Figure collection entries
"""
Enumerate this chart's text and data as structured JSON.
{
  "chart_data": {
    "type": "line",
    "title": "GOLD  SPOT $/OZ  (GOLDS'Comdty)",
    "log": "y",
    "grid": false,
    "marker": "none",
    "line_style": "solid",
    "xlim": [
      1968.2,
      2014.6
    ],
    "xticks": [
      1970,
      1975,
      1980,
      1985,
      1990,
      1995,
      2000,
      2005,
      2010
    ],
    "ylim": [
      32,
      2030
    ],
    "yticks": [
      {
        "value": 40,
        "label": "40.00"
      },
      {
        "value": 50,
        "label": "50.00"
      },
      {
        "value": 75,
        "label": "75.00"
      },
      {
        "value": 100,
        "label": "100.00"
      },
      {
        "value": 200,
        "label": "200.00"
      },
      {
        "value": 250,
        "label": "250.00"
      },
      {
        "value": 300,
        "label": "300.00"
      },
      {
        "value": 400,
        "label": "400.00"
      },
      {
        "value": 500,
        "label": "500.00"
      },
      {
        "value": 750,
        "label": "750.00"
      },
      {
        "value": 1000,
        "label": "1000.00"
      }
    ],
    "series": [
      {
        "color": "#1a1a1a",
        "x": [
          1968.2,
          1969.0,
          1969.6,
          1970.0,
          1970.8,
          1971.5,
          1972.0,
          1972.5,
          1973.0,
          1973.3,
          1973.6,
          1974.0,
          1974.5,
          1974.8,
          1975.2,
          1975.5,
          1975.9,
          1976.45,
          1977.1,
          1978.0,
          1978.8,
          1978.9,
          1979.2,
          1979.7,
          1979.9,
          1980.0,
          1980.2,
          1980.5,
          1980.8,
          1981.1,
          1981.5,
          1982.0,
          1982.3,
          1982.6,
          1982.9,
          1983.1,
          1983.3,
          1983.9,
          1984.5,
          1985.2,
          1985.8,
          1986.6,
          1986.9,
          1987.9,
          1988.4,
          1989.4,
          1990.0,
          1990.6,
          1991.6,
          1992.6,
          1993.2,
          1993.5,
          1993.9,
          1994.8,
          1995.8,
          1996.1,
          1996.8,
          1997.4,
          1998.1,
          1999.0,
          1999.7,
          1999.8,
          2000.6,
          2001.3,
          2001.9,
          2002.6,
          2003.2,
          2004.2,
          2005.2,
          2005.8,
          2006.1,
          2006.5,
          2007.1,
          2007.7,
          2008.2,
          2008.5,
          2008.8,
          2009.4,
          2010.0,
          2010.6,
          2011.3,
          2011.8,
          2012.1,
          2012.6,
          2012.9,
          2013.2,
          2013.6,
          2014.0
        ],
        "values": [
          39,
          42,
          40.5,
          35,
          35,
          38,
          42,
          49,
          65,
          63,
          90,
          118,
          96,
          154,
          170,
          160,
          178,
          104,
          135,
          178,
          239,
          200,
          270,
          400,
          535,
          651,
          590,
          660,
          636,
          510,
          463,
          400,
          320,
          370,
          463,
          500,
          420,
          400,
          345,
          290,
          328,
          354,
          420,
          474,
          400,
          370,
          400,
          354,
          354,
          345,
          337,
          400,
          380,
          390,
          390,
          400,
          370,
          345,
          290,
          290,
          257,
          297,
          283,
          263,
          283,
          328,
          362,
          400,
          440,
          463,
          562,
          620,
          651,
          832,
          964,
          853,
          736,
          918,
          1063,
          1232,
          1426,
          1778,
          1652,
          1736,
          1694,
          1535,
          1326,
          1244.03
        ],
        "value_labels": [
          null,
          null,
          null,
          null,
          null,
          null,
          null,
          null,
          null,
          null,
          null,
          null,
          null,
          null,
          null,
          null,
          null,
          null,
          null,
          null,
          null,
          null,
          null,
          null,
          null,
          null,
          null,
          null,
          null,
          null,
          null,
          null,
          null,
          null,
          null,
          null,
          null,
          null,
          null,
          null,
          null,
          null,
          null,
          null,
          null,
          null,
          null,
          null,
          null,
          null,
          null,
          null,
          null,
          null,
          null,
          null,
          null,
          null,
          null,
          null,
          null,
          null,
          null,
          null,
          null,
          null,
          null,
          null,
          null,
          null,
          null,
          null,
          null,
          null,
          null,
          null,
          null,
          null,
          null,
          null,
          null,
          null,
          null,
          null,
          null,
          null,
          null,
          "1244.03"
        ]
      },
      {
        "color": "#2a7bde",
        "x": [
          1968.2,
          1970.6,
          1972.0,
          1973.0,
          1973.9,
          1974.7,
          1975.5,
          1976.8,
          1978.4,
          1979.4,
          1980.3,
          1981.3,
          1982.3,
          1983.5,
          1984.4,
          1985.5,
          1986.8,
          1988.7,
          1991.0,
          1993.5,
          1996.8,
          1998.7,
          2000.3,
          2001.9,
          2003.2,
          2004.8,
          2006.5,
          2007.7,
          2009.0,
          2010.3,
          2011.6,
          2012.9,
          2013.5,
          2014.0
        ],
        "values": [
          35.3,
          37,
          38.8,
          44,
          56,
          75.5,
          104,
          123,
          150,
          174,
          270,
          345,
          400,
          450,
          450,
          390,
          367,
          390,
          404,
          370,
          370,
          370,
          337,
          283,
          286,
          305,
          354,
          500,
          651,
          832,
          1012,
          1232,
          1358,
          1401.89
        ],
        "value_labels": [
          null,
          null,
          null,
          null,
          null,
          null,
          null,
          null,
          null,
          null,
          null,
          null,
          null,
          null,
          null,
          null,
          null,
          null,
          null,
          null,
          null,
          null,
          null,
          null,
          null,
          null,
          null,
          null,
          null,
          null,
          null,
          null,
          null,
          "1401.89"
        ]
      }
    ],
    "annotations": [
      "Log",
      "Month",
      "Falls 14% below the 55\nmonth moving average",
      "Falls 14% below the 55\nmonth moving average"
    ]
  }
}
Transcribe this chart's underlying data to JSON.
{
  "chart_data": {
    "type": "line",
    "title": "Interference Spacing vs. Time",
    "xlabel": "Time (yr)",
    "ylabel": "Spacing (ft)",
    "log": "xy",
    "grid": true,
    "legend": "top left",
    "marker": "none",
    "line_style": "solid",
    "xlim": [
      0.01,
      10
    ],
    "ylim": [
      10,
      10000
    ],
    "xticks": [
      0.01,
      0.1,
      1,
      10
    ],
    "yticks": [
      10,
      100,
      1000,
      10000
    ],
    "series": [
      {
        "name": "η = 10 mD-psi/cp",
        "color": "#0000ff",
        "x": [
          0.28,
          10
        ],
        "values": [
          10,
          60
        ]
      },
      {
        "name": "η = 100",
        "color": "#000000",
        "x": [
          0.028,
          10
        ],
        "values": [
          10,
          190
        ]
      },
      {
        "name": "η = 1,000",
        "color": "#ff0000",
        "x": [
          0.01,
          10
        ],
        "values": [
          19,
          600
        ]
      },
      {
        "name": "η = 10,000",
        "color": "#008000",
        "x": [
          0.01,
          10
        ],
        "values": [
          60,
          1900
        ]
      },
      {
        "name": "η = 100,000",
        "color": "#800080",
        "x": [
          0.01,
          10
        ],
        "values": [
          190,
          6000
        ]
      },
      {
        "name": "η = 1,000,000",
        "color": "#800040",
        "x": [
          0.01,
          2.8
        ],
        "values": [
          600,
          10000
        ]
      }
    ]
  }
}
"""
## EXERCISE DETAILS
State how many lines above include the word "moving", and nothing more.

## SOLUTION TO THE EXERCISE
2